[Given exercise]
Give the number of lines in the data that hold the word "structure", and nothing else.

::::

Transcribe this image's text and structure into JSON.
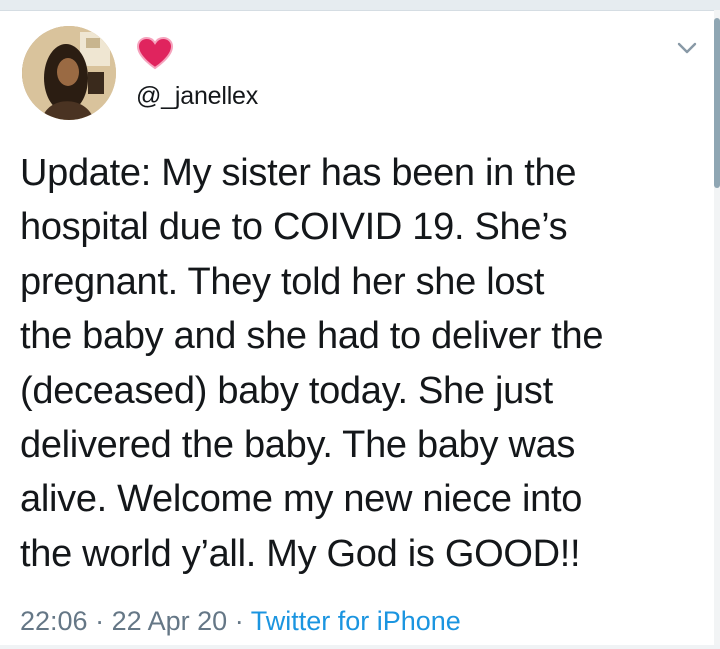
{
  "tweet": {
    "handle": "@_janellex",
    "text_lines": [
      "Update: My sister has been in the",
      "hospital due to COIVID 19. She’s",
      "pregnant. They told her she lost",
      "the baby and she had to deliver the",
      "(deceased) baby today. She just",
      "delivered the baby. The baby was",
      "alive. Welcome my new niece into",
      "the world y’all. My God is GOOD!!"
    ],
    "time": "22:06",
    "date": "22 Apr 20",
    "separator": "·",
    "source": "Twitter for iPhone"
  },
  "icons": {
    "name_badge": "heart-icon",
    "menu": "chevron-down-icon",
    "avatar": "avatar"
  },
  "colors": {
    "text": "#14171a",
    "muted": "#657786",
    "link": "#1b95e0",
    "heart": "#e0245e"
  }
}
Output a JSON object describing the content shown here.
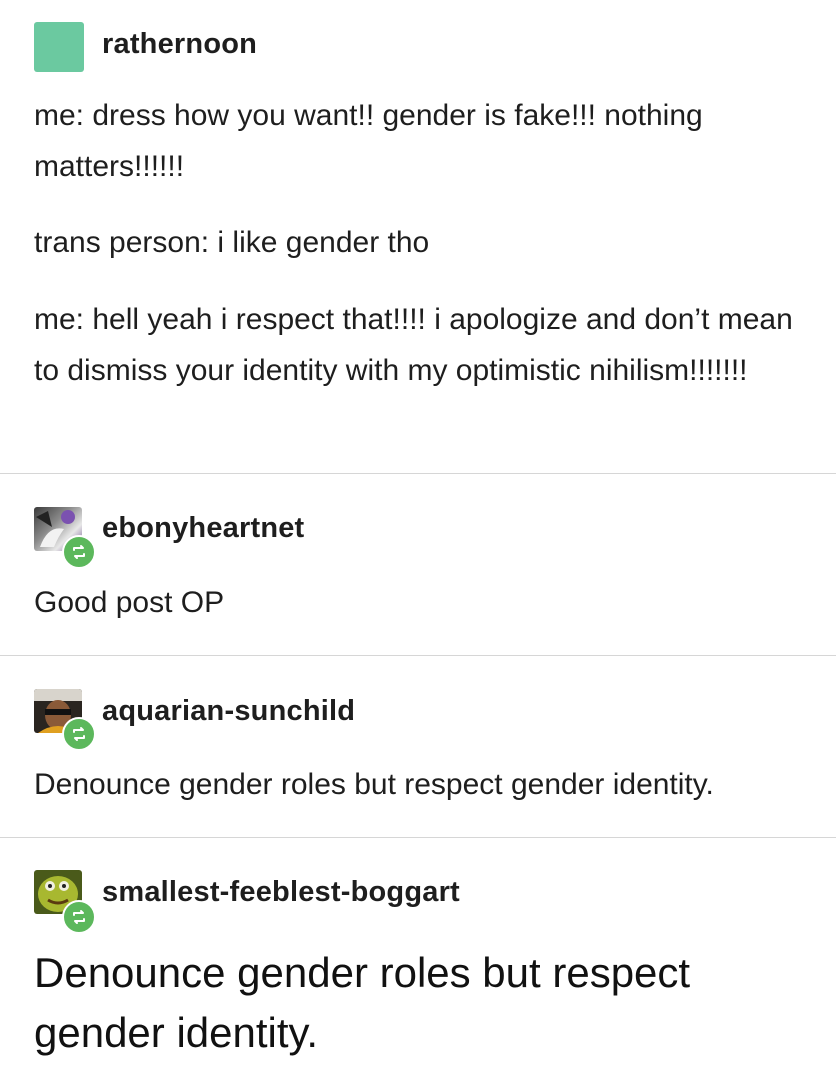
{
  "posts": [
    {
      "username": "rathernoon",
      "avatar_color": "#6bc9a0",
      "paragraphs": [
        "me: dress how you want!! gender is fake!!! nothing matters!!!!!!",
        "trans person: i like gender tho",
        "me: hell yeah i respect that!!!! i apologize and don’t mean to dismiss your identity with my optimistic nihilism!!!!!!!"
      ]
    },
    {
      "username": "ebonyheartnet",
      "text": "Good post OP"
    },
    {
      "username": "aquarian-sunchild",
      "text": "Denounce gender roles but respect gender identity."
    },
    {
      "username": "smallest-feeblest-boggart",
      "text": "Denounce gender roles but respect gender identity."
    }
  ],
  "reblog_badge_color": "#5cb85c",
  "icons": {
    "reblog": "reblog-icon"
  }
}
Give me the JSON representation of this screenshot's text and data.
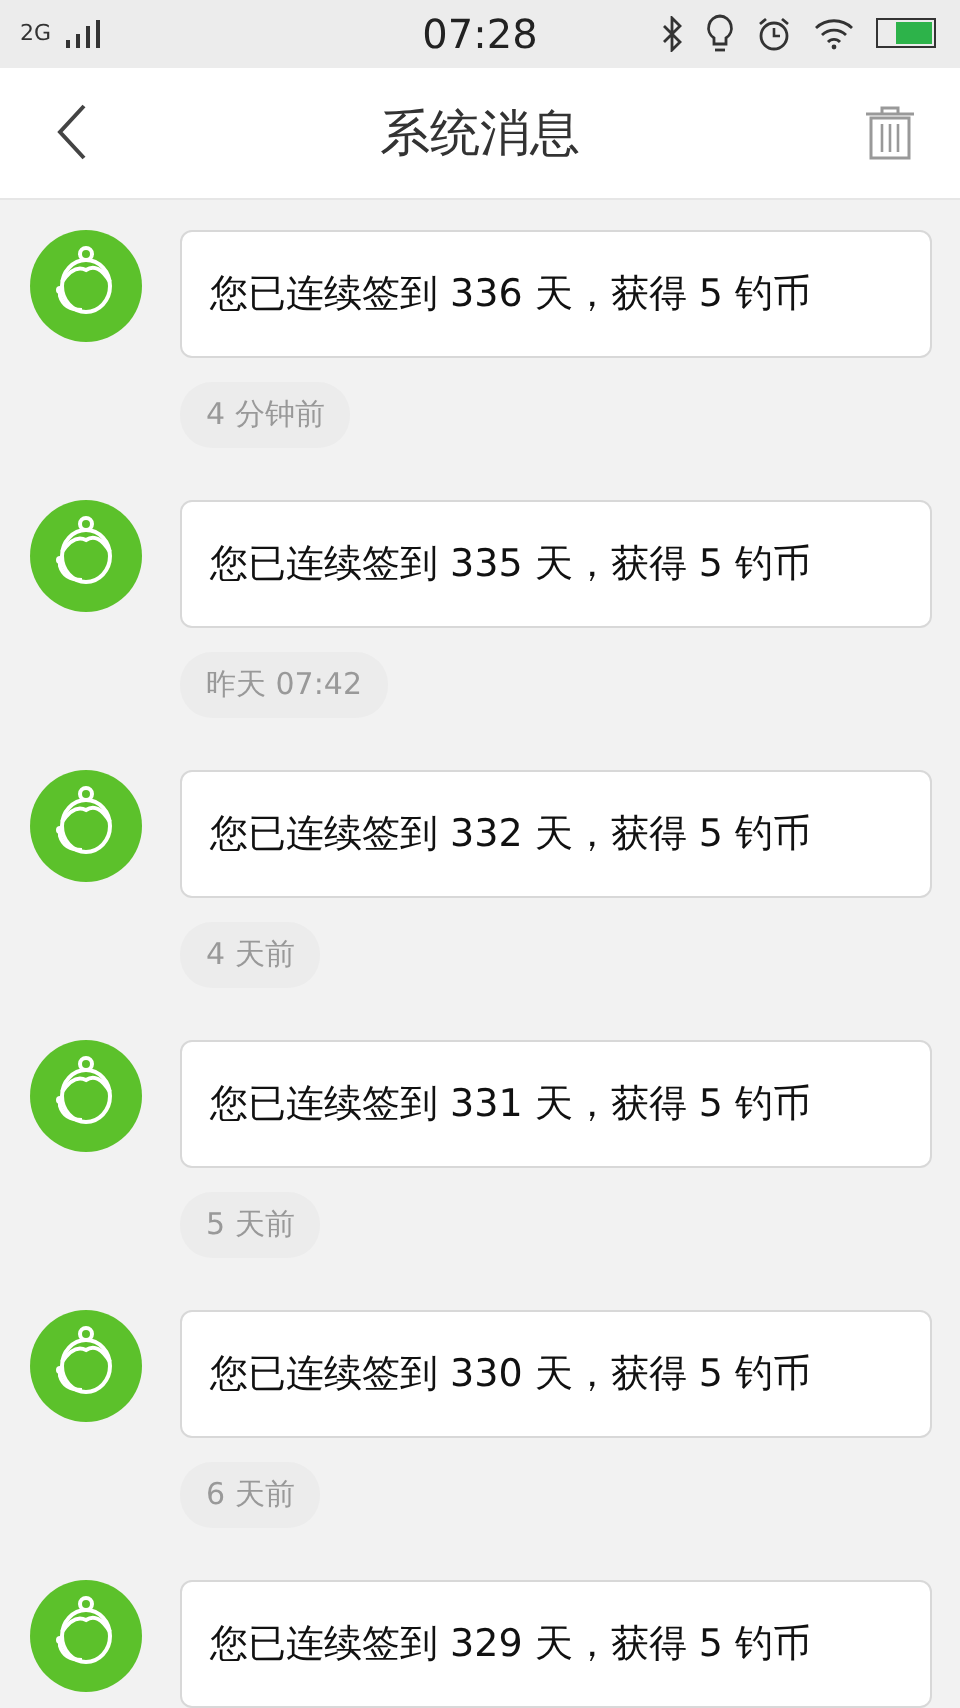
{
  "status_bar": {
    "network": "2G",
    "time": "07:28"
  },
  "header": {
    "title": "系统消息"
  },
  "messages": [
    {
      "text": "您已连续签到 336 天，获得 5 钓币",
      "time": "4 分钟前"
    },
    {
      "text": "您已连续签到 335 天，获得 5 钓币",
      "time": "昨天 07:42"
    },
    {
      "text": "您已连续签到 332 天，获得 5 钓币",
      "time": "4 天前"
    },
    {
      "text": "您已连续签到 331 天，获得 5 钓币",
      "time": "5 天前"
    },
    {
      "text": "您已连续签到 330 天，获得 5 钓币",
      "time": "6 天前"
    },
    {
      "text": "您已连续签到 329 天，获得 5 钓币"
    }
  ]
}
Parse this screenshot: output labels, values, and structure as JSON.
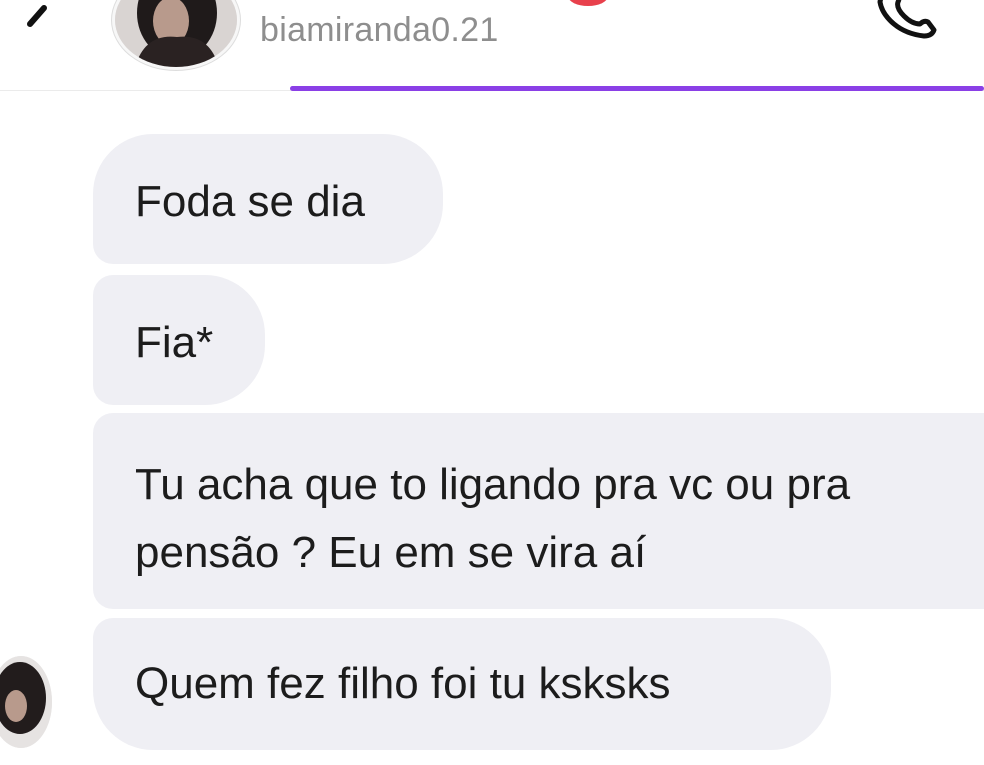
{
  "header": {
    "username": "biamiranda0.21",
    "back_icon": "chevron-left-icon",
    "call_icon": "phone-icon",
    "accent_color": "#8a3fe6"
  },
  "messages": [
    {
      "text": "Foda se dia"
    },
    {
      "text": "Fia*"
    },
    {
      "line1": "Tu acha que to ligando pra vc ou pra",
      "line2": "pensão ? Eu em se vira aí"
    },
    {
      "text": "Quem fez filho foi tu ksksks"
    }
  ]
}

::::

[Exercise result]
2